## To do
Pictures excluded, reproduce exactly the lines below from the one with "Give me the" through the one with "Serialize everything readable", both included.

## Records to process

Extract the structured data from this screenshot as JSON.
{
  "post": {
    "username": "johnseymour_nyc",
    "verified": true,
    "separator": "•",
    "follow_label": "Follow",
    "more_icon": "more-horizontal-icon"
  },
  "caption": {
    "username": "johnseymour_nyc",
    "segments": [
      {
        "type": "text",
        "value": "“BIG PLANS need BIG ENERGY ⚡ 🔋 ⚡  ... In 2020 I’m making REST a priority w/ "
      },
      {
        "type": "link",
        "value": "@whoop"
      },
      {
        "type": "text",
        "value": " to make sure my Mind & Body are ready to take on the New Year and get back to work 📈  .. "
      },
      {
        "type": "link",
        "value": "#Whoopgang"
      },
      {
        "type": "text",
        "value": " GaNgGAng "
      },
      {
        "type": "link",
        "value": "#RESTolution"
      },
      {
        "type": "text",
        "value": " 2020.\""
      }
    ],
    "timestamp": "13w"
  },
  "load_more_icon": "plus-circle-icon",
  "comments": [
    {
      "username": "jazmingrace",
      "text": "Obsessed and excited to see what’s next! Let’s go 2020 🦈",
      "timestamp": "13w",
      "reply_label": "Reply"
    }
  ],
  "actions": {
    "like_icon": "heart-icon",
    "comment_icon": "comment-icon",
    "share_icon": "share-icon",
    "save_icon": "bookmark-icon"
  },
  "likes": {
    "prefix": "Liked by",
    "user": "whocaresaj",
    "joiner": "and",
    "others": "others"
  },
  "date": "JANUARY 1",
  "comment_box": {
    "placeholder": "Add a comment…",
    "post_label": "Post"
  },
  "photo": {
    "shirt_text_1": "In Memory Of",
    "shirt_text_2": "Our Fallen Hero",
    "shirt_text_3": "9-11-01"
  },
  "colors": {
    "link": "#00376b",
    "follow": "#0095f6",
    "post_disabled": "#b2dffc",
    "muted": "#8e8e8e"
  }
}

==

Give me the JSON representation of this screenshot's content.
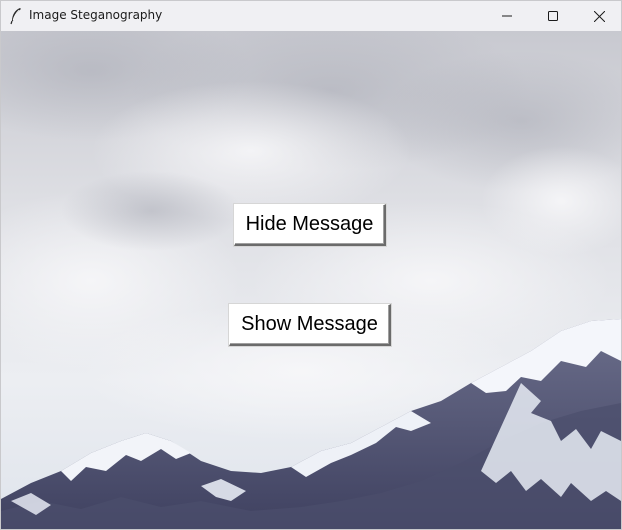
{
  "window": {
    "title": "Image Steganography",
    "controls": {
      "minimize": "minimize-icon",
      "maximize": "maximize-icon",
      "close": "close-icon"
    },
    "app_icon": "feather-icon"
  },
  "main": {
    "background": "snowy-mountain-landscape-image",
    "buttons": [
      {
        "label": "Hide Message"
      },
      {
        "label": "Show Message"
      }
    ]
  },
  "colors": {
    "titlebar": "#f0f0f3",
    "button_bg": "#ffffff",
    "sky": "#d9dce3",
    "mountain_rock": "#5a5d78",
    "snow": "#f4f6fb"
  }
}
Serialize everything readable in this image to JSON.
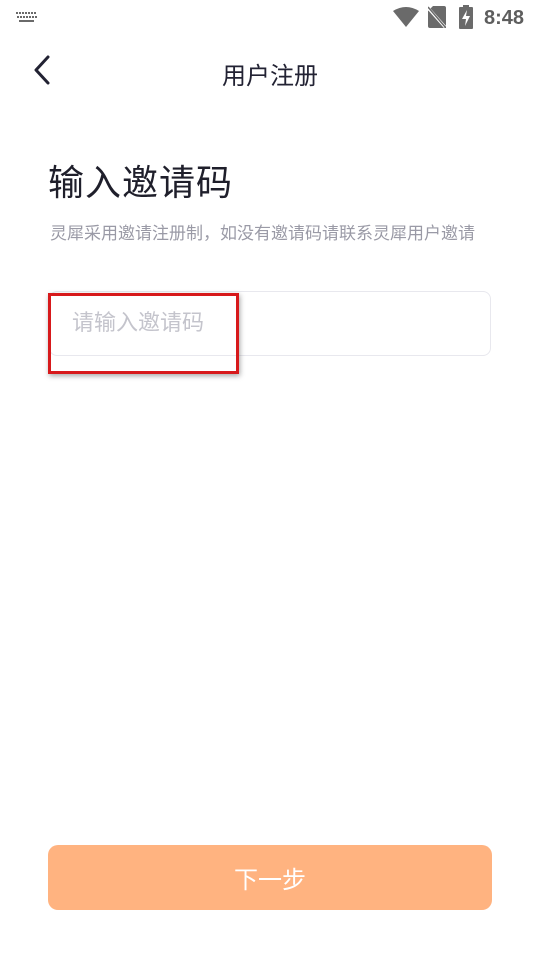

==

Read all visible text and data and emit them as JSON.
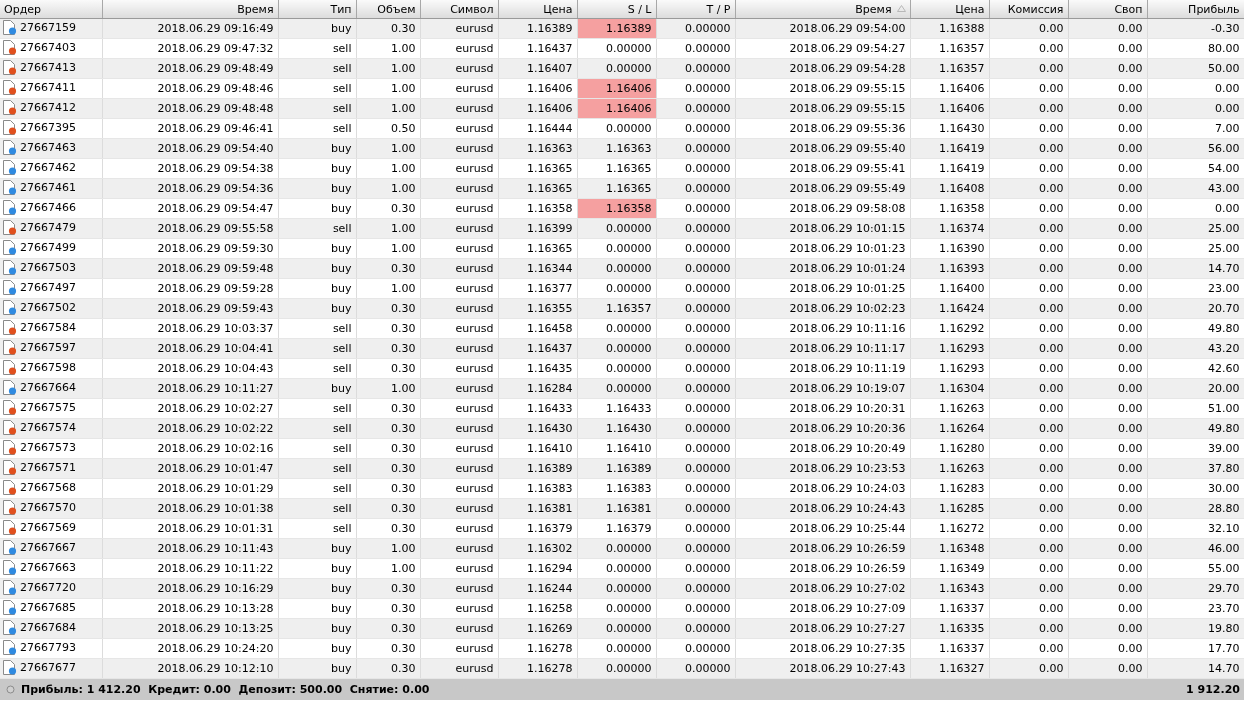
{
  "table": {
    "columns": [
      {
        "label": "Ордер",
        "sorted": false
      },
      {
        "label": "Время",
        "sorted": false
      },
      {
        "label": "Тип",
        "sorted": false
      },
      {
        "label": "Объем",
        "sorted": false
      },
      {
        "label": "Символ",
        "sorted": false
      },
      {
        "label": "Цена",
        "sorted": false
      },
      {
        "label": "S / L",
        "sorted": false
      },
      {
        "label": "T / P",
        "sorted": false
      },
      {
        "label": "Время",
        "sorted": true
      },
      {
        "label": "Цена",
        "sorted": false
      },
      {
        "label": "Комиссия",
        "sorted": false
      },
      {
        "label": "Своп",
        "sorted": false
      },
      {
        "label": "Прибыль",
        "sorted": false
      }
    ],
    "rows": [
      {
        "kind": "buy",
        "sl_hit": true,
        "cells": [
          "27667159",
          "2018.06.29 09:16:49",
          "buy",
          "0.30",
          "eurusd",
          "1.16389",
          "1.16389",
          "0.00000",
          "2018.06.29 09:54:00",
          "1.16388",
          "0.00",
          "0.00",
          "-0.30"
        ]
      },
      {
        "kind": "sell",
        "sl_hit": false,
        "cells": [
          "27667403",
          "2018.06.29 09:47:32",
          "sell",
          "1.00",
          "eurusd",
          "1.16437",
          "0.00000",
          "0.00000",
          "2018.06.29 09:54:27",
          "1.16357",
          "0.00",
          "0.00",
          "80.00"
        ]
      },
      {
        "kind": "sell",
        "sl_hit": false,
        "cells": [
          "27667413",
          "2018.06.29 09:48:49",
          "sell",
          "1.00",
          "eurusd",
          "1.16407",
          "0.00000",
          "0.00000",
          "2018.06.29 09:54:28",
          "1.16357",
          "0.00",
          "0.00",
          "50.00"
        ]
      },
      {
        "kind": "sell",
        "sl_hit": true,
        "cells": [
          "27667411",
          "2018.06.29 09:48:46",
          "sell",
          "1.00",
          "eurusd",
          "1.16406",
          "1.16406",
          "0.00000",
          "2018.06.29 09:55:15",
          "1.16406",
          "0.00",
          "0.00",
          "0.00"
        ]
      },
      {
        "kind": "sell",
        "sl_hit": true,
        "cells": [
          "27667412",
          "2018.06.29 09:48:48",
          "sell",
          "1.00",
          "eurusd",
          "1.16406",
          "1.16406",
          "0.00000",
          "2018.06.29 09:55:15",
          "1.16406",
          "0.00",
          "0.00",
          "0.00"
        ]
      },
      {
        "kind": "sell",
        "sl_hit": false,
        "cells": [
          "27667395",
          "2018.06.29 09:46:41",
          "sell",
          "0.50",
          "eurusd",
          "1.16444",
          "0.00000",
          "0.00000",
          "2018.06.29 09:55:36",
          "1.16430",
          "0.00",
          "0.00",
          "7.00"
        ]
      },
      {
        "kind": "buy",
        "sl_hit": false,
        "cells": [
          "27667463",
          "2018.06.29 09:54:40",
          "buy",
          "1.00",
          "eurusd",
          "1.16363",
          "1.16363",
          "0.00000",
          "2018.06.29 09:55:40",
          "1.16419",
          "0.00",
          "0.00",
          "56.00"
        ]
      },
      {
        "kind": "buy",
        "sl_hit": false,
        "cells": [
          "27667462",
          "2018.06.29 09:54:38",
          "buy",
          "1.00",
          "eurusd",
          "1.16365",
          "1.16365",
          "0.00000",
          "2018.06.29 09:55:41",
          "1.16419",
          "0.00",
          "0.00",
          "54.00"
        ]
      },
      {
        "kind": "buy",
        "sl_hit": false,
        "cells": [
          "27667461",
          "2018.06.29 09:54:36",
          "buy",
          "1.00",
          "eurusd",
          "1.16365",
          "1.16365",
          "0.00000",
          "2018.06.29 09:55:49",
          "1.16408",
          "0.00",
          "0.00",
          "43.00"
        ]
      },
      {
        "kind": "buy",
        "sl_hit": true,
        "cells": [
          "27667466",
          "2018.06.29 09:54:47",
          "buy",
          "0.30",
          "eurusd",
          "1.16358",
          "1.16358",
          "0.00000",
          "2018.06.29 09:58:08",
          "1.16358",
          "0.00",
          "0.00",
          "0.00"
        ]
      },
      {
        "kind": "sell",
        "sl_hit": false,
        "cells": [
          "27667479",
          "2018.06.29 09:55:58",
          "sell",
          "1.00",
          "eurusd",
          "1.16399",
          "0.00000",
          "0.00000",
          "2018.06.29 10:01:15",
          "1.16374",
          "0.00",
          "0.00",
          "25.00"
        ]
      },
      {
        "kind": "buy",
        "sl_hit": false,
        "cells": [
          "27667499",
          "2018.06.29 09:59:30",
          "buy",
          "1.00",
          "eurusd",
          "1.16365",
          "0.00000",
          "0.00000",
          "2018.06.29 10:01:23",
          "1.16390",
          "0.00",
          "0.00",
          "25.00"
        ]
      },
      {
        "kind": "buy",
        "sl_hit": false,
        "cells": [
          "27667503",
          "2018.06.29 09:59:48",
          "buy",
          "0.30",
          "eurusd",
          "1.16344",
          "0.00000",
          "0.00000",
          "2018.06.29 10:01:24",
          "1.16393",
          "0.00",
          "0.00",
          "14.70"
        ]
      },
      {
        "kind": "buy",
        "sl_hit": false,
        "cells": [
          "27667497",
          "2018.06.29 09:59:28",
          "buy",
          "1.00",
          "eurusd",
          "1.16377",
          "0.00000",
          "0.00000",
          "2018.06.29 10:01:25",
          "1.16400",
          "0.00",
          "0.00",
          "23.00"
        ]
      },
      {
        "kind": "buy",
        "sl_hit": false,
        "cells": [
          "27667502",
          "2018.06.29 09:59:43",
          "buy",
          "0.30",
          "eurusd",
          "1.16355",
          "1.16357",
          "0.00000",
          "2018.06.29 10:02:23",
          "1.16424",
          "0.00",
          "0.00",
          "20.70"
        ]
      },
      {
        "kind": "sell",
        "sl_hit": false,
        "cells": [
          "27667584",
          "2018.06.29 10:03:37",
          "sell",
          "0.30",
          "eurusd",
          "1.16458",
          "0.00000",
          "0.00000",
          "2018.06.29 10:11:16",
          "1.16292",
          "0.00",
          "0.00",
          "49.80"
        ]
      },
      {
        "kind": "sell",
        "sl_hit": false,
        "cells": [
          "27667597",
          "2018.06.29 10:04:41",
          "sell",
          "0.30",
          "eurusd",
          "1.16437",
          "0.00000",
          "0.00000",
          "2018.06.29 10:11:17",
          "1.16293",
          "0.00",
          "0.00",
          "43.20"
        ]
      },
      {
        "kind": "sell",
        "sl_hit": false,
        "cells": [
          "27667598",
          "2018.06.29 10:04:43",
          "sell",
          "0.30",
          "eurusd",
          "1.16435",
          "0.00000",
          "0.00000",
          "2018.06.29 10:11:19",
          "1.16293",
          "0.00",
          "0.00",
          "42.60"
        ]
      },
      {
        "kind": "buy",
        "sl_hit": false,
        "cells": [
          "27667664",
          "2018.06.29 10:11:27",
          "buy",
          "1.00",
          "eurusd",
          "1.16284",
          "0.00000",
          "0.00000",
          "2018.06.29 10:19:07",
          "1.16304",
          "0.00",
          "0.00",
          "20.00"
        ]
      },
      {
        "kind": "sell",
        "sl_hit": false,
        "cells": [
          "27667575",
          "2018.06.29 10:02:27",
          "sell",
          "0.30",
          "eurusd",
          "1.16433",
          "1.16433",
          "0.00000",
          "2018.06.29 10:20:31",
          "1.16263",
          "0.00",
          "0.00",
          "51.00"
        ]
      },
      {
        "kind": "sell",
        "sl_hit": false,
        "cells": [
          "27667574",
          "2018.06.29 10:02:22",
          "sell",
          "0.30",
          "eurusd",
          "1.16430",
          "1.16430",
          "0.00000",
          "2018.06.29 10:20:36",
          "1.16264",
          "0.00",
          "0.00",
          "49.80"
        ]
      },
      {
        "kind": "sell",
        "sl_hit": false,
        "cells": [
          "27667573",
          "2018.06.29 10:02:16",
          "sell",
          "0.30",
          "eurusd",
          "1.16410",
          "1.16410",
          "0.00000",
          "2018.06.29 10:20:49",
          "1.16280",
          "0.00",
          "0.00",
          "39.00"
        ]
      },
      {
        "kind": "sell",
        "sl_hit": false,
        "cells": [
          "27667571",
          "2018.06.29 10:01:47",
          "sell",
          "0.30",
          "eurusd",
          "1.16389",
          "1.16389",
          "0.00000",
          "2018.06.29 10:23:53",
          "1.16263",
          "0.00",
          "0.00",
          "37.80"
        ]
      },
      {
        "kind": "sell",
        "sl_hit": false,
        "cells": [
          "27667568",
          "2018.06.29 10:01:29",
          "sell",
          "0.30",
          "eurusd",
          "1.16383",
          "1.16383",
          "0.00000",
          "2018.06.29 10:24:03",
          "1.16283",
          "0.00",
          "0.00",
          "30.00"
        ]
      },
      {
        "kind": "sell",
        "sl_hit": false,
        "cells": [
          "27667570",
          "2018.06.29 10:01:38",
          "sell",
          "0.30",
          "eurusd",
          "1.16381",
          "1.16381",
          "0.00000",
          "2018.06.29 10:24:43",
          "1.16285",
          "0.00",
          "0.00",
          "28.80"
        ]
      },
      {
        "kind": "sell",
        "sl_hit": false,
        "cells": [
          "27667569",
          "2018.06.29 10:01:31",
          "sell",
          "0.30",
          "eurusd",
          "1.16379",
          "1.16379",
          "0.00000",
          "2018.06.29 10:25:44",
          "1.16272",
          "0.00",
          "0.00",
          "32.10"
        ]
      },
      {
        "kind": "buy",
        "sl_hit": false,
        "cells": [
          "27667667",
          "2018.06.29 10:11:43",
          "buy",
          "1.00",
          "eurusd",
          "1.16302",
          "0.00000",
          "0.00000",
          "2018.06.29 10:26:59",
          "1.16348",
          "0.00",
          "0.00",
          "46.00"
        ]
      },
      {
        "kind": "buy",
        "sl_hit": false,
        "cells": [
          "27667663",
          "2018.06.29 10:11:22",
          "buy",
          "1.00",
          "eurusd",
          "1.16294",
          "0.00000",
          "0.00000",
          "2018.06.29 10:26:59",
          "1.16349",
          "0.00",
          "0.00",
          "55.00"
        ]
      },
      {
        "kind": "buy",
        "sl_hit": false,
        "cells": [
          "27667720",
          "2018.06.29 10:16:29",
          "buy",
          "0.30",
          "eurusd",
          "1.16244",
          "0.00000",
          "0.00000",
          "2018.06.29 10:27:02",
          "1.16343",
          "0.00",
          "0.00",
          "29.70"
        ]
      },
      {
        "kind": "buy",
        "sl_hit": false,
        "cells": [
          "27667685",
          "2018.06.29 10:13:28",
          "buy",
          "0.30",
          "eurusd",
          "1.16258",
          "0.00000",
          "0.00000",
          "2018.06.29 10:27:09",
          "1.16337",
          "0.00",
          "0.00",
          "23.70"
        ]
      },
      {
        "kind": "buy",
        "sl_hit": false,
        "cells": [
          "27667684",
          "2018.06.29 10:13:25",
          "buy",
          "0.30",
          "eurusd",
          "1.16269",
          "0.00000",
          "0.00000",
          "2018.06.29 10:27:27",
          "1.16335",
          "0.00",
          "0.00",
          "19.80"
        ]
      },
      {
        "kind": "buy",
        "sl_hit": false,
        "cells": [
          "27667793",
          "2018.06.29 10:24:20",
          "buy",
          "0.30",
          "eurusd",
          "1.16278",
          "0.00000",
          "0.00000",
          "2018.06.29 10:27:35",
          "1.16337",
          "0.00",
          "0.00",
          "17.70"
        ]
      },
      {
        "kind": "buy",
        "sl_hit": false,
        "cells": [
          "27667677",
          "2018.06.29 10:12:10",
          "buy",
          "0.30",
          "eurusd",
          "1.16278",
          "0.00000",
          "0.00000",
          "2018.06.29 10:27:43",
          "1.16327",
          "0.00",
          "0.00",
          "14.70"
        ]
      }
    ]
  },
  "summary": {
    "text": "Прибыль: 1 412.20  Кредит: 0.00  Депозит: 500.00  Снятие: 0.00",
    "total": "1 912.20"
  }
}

## Answer to the exercise
Give me the JSON representation of this screenshot's content.
{
  "window": {
    "title": "Image Steganography",
    "controls": {
      "minimize": "minimize-icon",
      "maximize": "maximize-icon",
      "close": "close-icon"
    },
    "app_icon": "feather-icon"
  },
  "main": {
    "background": "snowy-mountain-landscape-image",
    "buttons": [
      {
        "label": "Hide Message"
      },
      {
        "label": "Show Message"
      }
    ]
  },
  "colors": {
    "titlebar": "#f0f0f3",
    "button_bg": "#ffffff",
    "sky": "#d9dce3",
    "mountain_rock": "#5a5d78",
    "snow": "#f4f6fb"
  }
}
Serialize everything readable in this image to JSON.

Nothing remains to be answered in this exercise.